>> start Source records
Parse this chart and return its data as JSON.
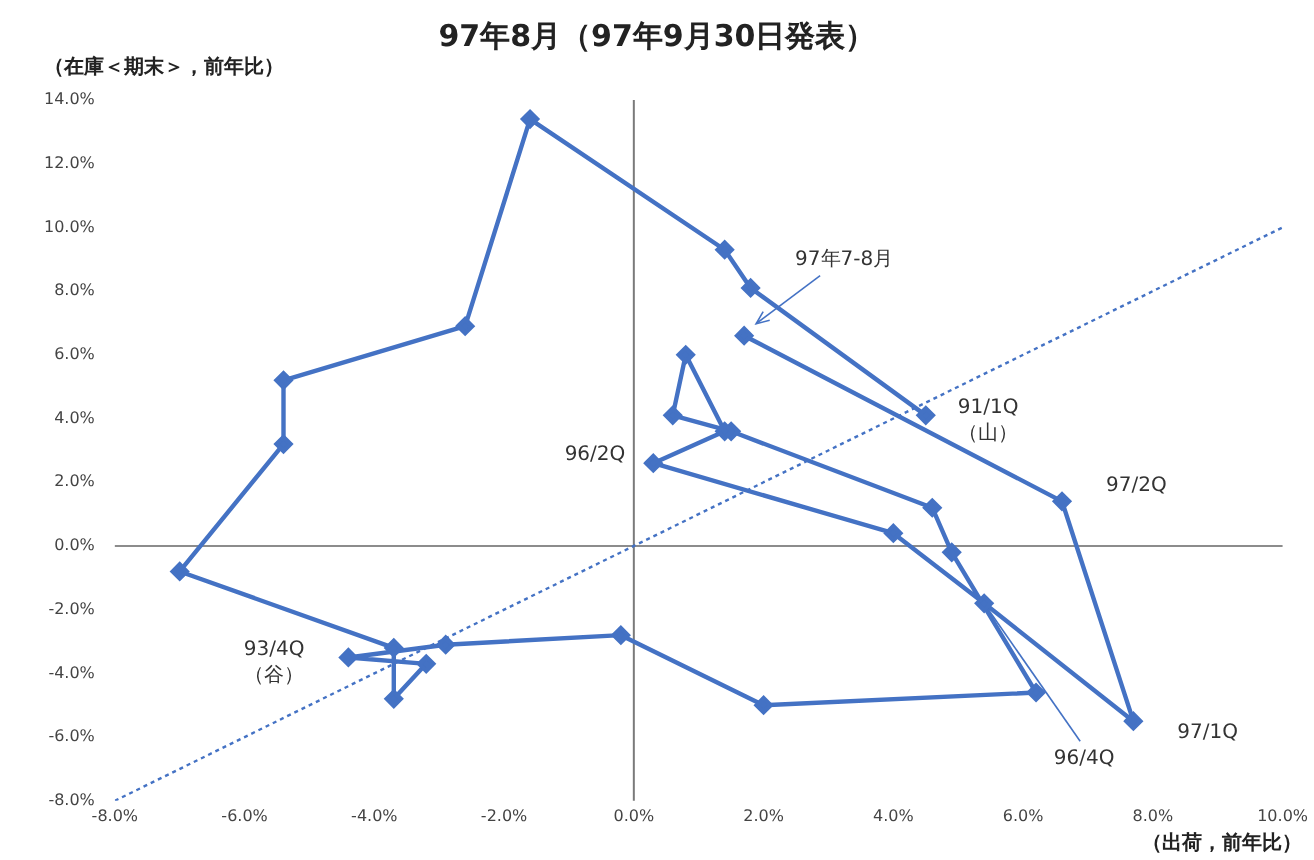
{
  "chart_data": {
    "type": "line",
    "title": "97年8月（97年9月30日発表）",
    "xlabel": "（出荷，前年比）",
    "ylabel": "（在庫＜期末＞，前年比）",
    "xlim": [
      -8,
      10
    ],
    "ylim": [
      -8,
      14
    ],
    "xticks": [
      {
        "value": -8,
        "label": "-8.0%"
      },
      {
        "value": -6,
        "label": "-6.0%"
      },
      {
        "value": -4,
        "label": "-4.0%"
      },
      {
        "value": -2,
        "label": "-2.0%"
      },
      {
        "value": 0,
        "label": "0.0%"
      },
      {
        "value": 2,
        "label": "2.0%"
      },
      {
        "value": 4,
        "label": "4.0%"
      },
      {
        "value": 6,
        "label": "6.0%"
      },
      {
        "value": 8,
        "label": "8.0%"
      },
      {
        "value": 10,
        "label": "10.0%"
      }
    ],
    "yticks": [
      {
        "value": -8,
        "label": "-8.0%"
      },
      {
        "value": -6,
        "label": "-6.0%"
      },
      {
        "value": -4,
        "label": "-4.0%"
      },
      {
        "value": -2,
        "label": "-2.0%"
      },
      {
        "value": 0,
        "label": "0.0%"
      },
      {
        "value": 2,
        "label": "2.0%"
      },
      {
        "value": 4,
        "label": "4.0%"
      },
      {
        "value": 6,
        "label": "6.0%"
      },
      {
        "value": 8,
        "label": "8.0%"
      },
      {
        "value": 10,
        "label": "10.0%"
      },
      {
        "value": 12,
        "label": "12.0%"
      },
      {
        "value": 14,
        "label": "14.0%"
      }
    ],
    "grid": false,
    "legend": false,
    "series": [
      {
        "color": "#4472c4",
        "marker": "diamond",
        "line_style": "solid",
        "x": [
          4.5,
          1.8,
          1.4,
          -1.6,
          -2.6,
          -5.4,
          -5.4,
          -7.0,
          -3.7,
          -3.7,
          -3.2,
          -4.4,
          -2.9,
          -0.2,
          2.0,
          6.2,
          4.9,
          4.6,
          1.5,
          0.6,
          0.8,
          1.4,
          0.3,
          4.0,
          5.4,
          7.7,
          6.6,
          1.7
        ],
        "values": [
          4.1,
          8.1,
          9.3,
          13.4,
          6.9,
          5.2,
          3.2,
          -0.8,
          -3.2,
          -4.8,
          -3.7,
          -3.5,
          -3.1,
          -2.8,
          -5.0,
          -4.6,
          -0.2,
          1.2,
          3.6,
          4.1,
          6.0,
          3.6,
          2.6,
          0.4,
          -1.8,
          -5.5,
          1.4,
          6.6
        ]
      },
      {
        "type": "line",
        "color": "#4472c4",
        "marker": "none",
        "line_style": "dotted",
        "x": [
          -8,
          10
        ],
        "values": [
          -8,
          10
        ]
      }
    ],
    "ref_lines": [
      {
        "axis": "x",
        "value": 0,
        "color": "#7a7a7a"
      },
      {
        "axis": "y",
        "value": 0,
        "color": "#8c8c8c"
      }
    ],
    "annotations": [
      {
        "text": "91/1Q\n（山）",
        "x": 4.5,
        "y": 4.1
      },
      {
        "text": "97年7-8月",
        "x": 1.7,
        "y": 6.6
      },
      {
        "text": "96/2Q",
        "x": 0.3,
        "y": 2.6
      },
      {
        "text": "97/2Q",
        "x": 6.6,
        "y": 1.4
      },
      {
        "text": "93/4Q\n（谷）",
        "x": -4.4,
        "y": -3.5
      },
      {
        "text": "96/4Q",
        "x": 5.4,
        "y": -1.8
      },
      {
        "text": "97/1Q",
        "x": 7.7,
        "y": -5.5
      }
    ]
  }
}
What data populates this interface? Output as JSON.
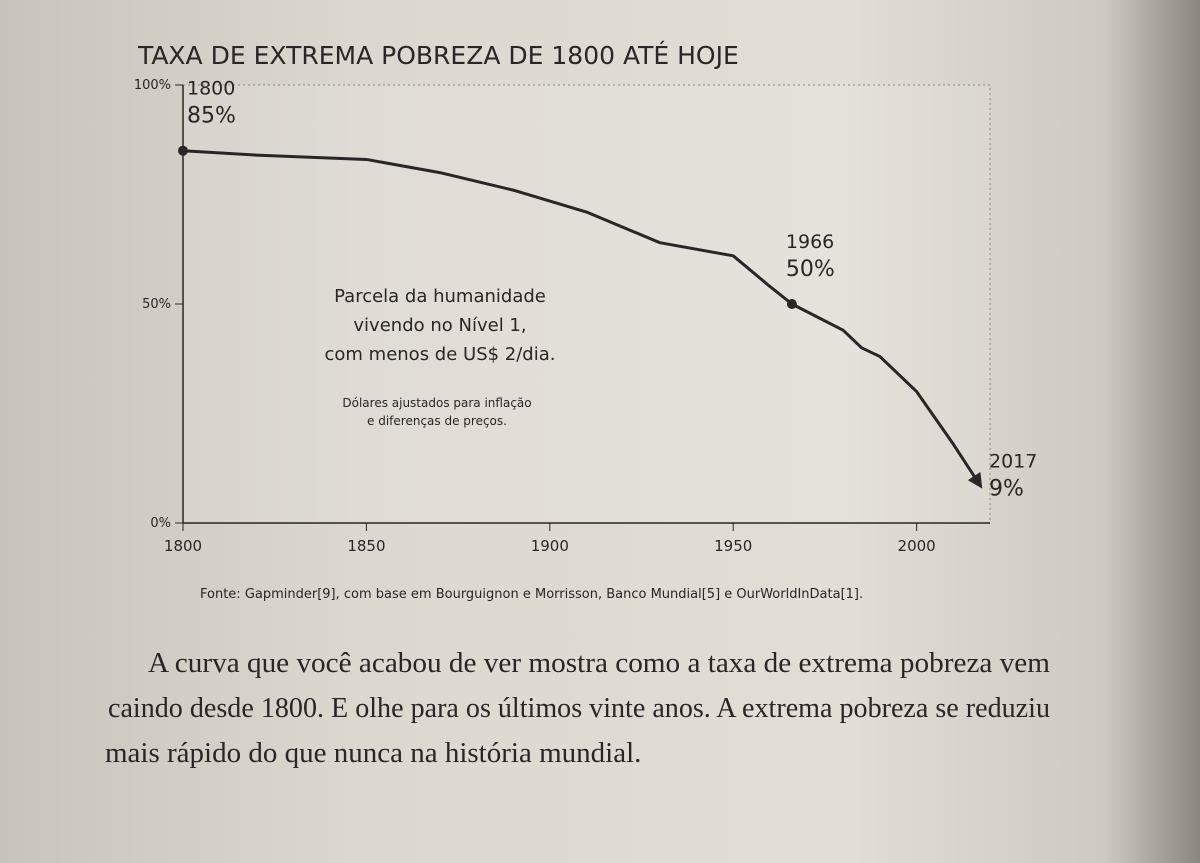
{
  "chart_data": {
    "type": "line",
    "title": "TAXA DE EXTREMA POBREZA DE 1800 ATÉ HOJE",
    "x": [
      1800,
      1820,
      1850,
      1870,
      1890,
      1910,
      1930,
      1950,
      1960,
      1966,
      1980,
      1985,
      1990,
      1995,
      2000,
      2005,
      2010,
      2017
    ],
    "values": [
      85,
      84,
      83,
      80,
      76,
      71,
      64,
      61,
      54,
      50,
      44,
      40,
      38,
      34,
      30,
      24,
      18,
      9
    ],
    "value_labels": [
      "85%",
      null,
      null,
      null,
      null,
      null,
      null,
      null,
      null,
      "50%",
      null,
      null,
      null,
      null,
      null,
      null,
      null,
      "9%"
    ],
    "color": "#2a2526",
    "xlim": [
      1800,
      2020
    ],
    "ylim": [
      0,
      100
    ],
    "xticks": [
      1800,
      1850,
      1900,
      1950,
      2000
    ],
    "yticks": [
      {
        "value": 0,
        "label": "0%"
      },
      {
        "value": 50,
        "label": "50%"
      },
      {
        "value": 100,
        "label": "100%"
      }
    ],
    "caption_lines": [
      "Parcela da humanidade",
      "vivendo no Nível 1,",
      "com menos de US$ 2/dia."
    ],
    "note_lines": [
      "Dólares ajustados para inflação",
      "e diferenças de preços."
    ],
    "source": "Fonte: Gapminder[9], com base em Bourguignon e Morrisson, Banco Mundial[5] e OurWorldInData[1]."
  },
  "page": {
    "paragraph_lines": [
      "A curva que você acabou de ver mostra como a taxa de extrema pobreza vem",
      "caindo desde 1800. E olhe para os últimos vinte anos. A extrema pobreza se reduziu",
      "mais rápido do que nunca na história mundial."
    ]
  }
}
>> end Source records
Requirement: From the listing above, copy all lines holding the word "color".

Response to the exercise:
        "color": "#4472c4",
        "color": "#4472c4",
        "color": "#7a7a7a"
        "color": "#8c8c8c"
    "color": "#2a2526",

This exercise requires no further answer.